#### ENTRIES SHOWN

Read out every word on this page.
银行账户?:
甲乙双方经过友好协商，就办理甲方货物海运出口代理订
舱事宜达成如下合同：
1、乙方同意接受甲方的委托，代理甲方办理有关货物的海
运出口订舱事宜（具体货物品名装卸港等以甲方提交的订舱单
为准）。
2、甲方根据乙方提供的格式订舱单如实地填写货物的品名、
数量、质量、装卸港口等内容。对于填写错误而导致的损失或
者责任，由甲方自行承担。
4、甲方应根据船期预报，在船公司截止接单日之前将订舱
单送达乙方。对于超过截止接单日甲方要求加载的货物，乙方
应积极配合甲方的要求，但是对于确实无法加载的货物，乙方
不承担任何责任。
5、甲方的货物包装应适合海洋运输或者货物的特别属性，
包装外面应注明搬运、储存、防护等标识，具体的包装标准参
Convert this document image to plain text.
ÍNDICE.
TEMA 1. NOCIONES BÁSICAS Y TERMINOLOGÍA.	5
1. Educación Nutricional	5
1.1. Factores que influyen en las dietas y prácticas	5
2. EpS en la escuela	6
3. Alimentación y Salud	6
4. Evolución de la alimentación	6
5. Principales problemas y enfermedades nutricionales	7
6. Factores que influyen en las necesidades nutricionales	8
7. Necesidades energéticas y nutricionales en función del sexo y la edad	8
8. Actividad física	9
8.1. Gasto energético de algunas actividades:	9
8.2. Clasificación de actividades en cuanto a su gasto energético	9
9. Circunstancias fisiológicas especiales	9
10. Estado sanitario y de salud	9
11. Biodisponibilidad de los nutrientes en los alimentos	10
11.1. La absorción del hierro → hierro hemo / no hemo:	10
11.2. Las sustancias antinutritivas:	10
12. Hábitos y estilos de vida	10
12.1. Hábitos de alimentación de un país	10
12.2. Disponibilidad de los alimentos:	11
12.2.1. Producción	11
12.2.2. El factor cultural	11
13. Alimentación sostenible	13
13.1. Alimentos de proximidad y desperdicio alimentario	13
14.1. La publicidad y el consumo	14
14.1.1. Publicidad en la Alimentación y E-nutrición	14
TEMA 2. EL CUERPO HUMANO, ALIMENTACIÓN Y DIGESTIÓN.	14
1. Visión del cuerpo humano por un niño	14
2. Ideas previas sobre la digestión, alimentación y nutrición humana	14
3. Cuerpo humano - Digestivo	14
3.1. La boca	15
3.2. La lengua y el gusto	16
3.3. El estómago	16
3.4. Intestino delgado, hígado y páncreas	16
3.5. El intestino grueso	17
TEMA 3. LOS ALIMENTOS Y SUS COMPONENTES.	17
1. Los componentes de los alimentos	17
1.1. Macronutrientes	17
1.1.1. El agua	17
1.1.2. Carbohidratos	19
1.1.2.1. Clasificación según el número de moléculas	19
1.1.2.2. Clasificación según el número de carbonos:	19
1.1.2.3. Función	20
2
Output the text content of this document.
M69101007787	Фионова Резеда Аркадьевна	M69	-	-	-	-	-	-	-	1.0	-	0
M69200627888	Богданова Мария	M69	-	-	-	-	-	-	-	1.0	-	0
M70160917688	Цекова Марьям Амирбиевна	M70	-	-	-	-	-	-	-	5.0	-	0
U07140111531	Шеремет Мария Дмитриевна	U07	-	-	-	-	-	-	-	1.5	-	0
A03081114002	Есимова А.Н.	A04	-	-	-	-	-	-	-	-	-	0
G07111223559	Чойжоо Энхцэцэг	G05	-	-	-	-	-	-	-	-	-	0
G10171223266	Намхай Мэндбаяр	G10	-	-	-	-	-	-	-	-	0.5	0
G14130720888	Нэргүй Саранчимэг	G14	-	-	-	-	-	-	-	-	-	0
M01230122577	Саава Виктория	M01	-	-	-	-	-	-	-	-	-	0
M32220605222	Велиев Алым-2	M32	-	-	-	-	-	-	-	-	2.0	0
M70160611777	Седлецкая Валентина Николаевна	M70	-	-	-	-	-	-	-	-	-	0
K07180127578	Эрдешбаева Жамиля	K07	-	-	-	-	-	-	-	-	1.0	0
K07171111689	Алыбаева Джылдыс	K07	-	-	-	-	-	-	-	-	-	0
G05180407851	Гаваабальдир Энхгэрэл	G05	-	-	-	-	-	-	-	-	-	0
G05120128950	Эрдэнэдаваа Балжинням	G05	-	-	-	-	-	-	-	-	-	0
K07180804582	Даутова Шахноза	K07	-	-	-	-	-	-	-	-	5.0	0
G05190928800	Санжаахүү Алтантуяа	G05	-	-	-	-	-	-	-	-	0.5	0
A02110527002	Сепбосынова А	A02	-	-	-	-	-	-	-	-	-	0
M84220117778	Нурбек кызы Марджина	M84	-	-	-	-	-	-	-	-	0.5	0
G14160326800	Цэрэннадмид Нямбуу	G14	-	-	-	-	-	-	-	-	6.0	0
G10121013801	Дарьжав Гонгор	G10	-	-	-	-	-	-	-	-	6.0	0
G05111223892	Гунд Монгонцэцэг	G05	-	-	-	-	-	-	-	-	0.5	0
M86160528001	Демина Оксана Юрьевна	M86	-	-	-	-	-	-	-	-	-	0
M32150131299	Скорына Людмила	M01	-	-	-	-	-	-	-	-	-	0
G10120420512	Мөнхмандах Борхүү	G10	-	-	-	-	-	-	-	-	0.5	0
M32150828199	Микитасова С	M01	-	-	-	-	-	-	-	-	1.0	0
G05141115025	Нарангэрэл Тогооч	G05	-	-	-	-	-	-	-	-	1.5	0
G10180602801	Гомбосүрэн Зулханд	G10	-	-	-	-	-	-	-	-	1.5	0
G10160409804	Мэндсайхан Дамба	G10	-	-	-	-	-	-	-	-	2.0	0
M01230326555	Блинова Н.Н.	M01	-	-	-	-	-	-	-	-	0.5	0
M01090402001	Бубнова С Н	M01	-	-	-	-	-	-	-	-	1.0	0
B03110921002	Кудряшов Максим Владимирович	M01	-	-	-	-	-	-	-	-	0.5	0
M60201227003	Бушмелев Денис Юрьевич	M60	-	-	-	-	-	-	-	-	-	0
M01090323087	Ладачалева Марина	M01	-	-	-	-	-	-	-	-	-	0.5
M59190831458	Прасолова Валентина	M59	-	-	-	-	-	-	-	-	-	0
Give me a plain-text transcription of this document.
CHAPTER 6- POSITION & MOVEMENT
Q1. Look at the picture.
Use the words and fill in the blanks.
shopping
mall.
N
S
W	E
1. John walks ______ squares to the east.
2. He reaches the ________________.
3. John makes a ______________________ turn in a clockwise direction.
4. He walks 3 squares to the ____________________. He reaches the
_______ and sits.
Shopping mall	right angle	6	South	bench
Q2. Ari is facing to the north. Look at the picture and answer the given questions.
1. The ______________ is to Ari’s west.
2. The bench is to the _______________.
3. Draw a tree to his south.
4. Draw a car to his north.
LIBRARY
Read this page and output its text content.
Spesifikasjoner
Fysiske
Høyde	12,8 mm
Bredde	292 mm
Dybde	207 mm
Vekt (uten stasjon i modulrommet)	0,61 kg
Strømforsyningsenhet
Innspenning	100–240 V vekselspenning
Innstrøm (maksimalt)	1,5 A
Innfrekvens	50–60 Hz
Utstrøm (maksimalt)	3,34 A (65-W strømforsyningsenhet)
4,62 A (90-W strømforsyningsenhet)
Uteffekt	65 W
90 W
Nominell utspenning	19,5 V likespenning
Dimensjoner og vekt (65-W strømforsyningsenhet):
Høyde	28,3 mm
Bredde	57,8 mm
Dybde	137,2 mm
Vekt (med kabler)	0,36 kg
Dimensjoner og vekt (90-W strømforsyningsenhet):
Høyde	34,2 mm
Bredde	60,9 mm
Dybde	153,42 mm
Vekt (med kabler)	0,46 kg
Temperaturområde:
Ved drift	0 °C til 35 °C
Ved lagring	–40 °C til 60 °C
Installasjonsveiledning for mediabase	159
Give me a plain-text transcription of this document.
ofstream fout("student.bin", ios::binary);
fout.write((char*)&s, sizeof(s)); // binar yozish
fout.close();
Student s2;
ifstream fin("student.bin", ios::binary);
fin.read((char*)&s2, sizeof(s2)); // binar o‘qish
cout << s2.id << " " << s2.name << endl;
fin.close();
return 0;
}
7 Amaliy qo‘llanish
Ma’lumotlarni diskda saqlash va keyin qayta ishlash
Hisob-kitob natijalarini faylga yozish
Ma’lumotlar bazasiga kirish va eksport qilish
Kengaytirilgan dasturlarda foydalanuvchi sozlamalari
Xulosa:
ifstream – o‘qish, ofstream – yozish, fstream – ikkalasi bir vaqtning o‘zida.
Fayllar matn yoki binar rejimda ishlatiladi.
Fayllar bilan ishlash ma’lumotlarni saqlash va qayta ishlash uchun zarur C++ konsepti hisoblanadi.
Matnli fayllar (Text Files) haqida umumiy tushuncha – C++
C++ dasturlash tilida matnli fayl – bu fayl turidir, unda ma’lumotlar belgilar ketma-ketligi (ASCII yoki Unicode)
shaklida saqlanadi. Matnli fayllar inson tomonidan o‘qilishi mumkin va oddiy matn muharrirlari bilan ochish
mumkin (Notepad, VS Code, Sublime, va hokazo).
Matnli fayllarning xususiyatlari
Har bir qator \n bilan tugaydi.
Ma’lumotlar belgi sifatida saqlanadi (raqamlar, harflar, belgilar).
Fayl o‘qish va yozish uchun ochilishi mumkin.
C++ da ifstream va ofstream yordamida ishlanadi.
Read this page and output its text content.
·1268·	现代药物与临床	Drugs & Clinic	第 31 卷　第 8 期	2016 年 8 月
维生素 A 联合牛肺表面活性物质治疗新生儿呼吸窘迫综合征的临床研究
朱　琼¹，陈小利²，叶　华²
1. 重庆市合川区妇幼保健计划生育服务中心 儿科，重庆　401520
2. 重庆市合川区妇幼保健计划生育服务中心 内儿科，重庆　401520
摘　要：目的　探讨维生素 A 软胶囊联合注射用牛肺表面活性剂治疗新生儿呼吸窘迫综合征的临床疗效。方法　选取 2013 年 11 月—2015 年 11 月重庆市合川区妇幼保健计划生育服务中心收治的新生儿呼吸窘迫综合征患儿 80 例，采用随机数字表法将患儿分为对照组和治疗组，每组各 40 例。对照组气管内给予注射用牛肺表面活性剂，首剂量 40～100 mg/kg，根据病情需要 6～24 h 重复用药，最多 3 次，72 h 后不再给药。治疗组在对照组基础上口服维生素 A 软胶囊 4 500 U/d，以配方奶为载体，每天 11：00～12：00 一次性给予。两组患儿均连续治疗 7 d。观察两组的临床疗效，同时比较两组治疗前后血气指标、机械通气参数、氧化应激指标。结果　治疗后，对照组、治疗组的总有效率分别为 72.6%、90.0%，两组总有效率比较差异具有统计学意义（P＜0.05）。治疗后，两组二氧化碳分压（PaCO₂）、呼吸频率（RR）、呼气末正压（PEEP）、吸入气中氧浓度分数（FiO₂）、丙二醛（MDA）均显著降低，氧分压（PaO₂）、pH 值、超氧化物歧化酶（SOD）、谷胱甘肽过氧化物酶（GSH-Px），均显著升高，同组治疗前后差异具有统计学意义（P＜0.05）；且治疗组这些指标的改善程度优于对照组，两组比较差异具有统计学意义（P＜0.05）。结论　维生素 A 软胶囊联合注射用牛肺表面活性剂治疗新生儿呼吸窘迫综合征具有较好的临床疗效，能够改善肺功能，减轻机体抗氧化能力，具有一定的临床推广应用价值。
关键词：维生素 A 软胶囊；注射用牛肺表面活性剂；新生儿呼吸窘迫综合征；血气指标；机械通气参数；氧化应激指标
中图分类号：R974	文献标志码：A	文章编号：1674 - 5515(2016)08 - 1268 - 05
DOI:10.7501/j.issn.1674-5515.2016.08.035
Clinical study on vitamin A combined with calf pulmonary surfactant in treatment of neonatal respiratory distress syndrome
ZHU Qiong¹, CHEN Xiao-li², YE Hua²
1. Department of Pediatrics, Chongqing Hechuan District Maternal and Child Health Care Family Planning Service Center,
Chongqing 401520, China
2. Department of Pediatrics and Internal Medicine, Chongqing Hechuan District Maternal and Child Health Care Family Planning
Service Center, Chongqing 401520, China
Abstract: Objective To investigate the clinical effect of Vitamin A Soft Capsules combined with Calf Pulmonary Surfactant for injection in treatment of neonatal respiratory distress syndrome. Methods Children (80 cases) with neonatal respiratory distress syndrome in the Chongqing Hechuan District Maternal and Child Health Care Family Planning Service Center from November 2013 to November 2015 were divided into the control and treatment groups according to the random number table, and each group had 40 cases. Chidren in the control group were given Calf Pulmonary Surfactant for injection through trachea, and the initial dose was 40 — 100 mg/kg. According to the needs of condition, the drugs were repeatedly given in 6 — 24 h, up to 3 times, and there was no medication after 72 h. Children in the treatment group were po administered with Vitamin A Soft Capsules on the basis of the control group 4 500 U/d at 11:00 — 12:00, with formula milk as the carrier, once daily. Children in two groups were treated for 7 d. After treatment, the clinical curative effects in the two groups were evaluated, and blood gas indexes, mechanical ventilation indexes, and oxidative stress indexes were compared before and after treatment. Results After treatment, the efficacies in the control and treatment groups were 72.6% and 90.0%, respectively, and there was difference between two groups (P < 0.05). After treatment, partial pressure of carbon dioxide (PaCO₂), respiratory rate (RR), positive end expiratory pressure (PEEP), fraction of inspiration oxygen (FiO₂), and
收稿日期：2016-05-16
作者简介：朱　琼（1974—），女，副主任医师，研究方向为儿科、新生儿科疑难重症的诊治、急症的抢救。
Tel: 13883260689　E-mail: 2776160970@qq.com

########

_CHALLENGE_
Copy each line of the records that contains the word "mall".

_SOLUTION FOR THIS PROBLEM_
mall.
Shopping mall	right angle	6	South	bench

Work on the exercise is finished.